▶ [Your task]:
State how many lines of the records contain the string "JSON", and give no other information.

▶ [Task input]:
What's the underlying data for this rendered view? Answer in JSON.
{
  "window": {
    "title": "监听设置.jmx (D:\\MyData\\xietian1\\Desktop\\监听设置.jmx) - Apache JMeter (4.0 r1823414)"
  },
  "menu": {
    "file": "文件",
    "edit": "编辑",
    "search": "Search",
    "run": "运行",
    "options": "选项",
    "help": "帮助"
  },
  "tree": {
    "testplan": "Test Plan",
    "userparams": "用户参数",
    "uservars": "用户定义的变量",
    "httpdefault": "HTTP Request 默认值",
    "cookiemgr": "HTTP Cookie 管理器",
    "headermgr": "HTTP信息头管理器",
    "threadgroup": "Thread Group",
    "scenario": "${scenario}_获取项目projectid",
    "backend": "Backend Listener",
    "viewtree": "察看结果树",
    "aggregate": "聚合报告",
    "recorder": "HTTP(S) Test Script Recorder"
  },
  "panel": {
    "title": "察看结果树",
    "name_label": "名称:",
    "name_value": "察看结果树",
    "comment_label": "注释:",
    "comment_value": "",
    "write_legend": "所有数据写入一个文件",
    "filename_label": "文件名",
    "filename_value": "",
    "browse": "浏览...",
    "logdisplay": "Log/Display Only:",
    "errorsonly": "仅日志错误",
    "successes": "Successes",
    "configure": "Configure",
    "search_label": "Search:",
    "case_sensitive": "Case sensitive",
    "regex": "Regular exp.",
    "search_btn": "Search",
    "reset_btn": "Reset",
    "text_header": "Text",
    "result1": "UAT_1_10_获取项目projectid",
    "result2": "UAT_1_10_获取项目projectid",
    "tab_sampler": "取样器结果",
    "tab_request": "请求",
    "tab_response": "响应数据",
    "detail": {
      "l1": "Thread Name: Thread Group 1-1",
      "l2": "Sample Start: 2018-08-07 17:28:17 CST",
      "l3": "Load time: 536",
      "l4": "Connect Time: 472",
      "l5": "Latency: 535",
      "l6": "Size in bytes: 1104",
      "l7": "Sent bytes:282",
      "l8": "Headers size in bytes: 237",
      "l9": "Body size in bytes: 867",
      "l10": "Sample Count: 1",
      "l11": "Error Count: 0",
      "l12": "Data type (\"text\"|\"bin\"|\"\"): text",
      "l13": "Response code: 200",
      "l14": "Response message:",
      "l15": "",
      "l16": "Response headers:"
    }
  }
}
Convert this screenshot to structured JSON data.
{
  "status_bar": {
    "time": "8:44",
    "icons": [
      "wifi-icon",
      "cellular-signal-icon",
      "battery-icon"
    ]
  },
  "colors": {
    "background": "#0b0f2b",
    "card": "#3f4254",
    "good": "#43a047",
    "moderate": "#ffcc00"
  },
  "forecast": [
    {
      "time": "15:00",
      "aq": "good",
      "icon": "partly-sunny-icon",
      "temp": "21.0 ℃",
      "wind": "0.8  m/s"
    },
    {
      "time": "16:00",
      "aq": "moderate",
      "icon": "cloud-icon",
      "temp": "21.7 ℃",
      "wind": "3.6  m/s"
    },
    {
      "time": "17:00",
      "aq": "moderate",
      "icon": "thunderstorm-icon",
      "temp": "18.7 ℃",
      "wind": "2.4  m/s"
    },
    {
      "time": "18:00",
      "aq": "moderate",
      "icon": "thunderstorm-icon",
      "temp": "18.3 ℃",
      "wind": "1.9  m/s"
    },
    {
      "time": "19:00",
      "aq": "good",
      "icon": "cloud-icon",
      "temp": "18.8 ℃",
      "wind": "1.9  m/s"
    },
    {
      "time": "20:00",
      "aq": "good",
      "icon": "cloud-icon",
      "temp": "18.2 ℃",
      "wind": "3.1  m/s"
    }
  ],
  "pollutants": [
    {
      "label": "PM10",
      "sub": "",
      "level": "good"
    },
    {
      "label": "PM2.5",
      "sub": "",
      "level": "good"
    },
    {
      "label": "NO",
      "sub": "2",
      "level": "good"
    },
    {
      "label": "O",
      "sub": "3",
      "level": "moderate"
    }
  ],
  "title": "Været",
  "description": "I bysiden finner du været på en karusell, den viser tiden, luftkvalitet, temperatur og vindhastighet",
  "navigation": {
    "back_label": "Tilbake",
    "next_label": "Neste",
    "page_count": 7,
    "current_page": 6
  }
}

* * *

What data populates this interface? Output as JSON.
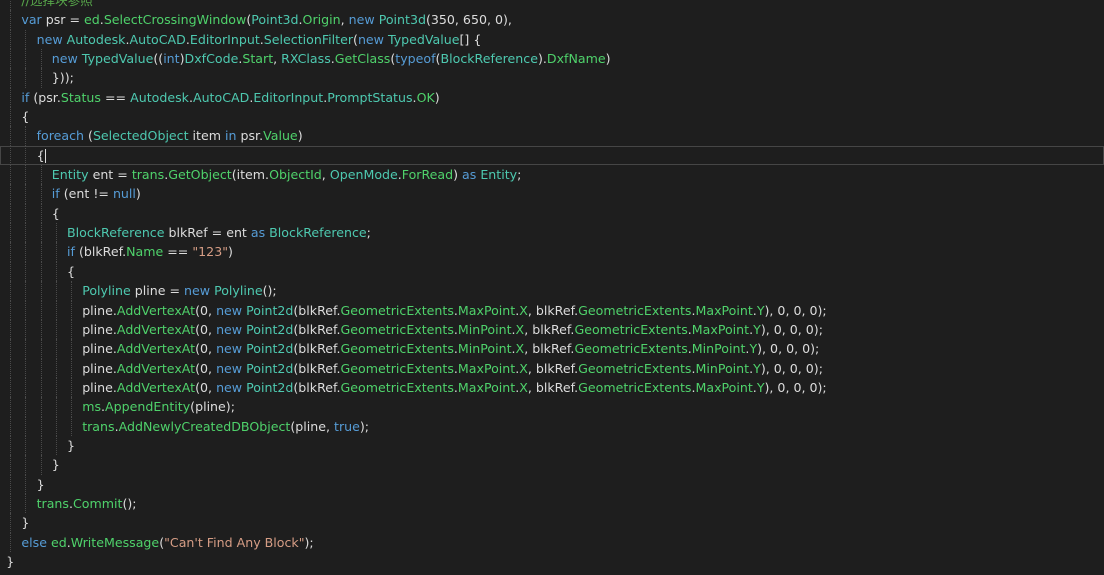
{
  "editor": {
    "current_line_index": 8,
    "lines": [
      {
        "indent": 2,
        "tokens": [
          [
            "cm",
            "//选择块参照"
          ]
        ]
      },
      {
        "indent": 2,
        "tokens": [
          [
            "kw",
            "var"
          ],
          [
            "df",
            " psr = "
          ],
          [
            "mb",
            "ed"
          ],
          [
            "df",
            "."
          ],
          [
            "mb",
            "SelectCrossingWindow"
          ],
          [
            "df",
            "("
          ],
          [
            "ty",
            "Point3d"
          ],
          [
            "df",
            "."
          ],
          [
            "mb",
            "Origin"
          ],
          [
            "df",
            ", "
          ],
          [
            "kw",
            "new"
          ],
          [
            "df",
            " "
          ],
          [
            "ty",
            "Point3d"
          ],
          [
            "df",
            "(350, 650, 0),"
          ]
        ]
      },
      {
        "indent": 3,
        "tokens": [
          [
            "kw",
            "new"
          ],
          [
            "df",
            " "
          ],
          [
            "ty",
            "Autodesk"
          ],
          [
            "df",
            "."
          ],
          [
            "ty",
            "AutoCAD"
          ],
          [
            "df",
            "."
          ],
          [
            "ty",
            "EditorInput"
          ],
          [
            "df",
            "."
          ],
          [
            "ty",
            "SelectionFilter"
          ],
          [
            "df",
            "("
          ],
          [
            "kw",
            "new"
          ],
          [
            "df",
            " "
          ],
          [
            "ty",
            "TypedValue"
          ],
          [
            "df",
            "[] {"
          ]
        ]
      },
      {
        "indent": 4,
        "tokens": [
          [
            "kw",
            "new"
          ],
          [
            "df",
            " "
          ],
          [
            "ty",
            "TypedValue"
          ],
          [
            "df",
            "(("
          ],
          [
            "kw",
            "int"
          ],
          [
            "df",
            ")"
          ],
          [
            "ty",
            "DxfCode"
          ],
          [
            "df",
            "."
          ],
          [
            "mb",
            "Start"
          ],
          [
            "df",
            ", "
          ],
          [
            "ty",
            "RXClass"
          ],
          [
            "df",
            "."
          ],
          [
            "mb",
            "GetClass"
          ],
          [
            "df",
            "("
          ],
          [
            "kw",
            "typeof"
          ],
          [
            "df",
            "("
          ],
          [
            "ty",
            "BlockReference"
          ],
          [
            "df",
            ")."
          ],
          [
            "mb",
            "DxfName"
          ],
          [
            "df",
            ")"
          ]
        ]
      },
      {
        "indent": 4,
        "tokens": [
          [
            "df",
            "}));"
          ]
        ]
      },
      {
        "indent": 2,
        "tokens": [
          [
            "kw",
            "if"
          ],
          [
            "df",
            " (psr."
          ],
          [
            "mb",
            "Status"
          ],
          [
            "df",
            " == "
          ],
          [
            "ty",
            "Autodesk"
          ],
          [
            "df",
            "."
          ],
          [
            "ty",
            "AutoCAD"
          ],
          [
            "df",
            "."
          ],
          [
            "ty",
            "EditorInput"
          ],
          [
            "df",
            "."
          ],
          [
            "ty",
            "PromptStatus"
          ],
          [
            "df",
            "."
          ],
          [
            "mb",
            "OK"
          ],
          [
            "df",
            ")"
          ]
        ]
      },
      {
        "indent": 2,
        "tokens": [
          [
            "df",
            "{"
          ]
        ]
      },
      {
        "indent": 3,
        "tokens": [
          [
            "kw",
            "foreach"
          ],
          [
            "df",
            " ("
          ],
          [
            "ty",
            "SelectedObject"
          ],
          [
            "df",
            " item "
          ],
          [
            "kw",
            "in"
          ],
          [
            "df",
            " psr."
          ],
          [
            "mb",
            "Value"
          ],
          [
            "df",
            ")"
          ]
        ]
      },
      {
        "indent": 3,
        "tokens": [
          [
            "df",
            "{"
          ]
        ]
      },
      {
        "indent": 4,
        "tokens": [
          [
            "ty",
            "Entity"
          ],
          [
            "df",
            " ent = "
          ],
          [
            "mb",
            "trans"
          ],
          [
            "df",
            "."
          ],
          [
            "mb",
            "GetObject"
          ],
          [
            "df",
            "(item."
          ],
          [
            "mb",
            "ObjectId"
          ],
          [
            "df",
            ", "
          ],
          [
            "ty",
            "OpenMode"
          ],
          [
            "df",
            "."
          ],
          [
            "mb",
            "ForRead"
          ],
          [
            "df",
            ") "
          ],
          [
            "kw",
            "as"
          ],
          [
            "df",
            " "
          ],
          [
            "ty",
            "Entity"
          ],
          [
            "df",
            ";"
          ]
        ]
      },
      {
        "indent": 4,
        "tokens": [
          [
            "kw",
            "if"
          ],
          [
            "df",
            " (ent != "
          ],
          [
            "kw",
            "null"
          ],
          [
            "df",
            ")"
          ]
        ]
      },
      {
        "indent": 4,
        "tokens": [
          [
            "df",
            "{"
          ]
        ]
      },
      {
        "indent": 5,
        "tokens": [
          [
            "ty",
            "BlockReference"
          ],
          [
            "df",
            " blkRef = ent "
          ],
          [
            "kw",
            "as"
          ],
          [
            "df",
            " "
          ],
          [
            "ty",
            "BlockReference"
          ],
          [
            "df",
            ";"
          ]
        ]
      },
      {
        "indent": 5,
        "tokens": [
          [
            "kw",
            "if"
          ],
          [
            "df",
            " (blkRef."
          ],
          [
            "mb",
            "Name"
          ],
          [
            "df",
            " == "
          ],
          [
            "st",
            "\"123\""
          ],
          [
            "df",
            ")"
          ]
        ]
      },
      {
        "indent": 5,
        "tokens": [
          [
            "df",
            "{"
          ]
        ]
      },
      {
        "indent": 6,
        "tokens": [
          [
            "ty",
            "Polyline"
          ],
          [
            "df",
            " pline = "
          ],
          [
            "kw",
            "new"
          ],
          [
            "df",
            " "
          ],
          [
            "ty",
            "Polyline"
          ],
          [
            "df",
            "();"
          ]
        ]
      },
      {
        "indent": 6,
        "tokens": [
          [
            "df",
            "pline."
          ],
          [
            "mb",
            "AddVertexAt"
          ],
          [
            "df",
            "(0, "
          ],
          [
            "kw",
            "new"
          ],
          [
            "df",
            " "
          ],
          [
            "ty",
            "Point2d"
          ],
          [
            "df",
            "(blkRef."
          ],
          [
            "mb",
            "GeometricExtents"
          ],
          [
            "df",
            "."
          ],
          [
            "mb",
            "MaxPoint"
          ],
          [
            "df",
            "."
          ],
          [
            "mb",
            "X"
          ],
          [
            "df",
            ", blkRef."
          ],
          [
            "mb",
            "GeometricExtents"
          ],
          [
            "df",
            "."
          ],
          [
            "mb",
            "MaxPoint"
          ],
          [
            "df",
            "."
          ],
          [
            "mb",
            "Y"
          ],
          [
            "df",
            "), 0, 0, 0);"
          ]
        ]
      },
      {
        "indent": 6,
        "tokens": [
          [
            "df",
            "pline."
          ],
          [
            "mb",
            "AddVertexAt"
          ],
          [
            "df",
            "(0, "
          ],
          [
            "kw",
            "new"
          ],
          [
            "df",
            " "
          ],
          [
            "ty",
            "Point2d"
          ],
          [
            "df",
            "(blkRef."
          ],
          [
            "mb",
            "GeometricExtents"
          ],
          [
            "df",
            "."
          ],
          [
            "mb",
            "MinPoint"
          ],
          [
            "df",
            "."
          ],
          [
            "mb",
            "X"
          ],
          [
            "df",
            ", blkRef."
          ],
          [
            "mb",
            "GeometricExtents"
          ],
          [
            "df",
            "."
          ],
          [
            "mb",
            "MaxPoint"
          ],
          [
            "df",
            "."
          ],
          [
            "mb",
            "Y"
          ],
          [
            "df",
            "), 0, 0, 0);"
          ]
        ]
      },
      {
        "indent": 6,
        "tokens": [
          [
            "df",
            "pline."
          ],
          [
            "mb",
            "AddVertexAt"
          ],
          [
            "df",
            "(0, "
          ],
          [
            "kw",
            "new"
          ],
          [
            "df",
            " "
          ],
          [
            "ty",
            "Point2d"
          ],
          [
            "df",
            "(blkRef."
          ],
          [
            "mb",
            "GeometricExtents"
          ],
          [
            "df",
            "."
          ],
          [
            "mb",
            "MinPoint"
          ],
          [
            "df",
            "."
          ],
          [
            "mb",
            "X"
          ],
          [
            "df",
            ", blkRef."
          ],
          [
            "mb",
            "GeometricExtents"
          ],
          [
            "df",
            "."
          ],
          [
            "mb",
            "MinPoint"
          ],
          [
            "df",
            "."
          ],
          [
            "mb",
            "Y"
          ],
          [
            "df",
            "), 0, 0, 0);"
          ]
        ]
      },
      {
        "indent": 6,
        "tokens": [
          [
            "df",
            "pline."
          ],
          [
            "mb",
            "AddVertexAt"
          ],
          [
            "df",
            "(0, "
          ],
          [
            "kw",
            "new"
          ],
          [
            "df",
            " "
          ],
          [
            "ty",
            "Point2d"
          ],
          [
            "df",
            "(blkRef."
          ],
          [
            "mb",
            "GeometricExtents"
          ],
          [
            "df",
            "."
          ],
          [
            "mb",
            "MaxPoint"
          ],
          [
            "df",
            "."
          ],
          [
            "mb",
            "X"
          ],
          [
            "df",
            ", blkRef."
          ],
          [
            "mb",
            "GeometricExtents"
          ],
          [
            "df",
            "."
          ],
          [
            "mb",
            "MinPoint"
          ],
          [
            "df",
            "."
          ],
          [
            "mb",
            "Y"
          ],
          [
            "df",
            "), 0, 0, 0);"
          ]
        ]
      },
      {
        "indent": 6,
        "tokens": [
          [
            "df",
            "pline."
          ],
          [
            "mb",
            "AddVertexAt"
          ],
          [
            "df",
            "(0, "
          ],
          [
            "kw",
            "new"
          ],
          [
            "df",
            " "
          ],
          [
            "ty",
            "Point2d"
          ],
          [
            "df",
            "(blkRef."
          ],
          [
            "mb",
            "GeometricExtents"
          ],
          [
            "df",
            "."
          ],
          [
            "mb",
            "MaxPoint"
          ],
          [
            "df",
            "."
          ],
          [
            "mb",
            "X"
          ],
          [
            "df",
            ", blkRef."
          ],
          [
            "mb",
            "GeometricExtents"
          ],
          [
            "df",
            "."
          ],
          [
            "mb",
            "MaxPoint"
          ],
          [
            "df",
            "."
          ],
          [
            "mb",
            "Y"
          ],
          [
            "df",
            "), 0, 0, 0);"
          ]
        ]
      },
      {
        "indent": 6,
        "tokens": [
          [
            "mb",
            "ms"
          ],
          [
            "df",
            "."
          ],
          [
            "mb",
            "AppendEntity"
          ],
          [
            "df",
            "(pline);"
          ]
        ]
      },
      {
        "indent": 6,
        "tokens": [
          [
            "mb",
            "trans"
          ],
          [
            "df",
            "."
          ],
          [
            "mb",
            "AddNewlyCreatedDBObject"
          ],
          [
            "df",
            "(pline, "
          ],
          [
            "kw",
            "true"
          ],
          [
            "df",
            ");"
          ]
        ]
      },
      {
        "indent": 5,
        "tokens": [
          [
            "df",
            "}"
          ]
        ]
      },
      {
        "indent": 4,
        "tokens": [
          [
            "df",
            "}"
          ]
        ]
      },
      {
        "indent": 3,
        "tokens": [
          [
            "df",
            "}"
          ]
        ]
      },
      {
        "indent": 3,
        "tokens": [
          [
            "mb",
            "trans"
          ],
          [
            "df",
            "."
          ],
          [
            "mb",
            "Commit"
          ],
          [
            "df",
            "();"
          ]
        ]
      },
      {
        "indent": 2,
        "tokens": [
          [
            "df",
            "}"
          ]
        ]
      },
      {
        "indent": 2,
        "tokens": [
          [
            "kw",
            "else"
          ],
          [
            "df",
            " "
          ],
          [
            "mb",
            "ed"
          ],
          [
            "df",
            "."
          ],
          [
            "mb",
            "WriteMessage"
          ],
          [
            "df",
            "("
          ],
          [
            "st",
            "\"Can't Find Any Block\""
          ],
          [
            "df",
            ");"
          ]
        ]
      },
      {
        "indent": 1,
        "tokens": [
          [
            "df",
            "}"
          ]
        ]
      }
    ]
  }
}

▶ [Worked solution]:
3